[Items from a data source]
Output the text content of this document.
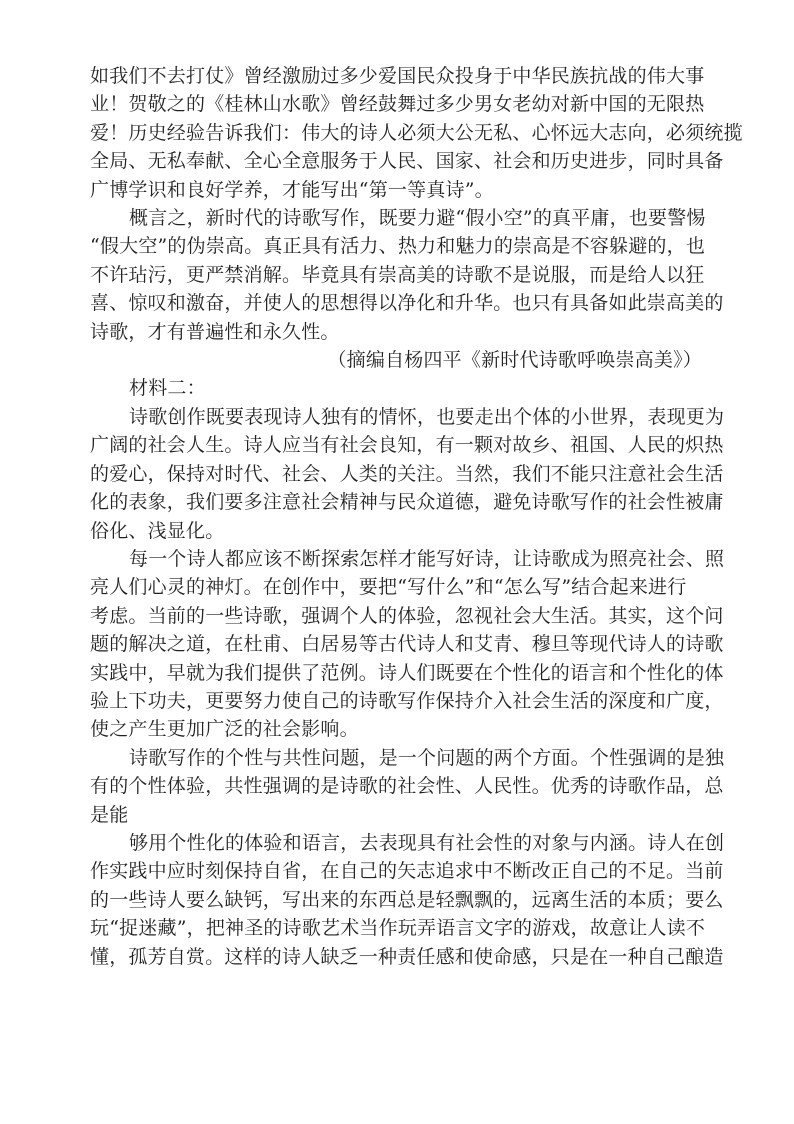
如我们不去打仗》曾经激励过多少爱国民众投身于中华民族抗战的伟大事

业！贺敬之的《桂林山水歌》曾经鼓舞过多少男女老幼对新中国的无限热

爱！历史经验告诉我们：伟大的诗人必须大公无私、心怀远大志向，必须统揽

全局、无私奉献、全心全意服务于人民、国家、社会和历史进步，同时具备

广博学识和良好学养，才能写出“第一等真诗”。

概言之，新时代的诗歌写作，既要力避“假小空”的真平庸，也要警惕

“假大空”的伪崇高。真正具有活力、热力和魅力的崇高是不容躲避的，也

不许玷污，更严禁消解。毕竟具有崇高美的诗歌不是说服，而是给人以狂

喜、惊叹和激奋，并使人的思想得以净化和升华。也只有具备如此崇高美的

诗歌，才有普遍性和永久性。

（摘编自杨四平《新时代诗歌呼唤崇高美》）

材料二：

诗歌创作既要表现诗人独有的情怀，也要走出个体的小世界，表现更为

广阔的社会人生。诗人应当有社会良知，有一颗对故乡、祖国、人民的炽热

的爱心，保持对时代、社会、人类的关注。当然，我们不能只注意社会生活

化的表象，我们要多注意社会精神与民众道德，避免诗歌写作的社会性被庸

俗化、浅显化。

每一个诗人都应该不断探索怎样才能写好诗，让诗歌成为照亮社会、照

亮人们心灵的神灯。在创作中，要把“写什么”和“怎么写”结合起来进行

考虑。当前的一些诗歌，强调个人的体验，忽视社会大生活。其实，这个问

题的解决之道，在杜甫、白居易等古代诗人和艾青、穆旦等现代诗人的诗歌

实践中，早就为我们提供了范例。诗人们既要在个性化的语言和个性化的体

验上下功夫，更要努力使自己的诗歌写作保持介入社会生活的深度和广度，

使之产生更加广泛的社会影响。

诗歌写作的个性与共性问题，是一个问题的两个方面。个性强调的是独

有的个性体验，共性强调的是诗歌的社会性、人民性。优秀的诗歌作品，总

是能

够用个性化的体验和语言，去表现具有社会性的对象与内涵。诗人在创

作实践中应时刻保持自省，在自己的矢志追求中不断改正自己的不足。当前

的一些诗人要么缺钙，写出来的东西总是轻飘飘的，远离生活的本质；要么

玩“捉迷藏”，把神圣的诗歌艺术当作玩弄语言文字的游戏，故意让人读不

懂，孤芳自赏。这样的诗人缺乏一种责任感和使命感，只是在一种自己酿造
...
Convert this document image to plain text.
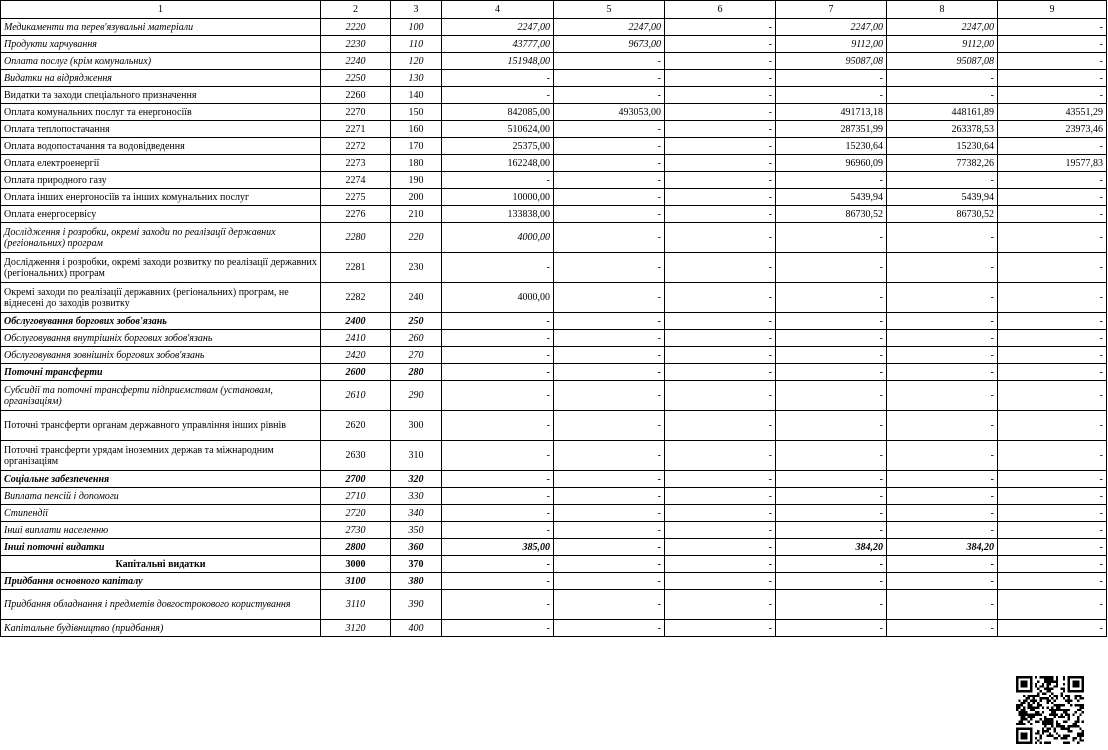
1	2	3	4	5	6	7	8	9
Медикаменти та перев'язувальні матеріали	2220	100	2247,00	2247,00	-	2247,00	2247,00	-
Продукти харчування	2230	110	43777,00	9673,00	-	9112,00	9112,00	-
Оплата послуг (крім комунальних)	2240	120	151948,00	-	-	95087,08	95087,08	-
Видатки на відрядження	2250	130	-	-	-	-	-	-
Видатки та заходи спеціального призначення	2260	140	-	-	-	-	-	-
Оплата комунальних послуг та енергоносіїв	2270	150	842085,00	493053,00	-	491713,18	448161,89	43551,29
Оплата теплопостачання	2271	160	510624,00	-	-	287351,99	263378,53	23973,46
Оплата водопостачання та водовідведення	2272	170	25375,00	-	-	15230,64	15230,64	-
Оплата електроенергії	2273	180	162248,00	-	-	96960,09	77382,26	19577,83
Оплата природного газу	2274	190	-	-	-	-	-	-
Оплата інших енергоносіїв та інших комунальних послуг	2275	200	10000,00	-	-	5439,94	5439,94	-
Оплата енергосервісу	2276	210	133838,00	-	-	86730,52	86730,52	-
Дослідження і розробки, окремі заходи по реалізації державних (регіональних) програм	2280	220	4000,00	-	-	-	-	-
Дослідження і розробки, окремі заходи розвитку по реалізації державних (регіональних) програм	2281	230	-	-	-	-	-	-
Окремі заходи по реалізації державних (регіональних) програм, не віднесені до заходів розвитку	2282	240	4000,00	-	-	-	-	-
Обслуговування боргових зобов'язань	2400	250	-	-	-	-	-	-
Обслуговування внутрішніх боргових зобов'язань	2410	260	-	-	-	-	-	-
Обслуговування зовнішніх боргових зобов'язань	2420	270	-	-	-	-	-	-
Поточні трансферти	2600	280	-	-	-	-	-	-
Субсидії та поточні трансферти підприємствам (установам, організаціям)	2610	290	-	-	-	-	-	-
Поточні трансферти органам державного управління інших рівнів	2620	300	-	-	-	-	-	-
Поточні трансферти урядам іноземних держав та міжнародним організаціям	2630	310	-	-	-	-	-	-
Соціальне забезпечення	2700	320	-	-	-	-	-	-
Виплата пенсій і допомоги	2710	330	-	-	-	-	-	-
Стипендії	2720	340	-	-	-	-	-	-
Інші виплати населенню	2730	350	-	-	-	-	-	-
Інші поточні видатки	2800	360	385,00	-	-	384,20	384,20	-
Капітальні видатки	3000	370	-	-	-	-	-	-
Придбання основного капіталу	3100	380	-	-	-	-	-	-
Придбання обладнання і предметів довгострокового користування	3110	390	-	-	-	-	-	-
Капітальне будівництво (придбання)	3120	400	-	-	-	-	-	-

→ **YOUR GOAL**: Track down the lines that include the word "язань" and copy them.

→ **RESULT FOR THIS EXERCISE**:
Обслуговування боргових зобов'язань	2400	250	-	-	-	-	-	-
Обслуговування внутрішніх боргових зобов'язань	2410	260	-	-	-	-	-	-
Обслуговування зовнішніх боргових зобов'язань	2420	270	-	-	-	-	-	-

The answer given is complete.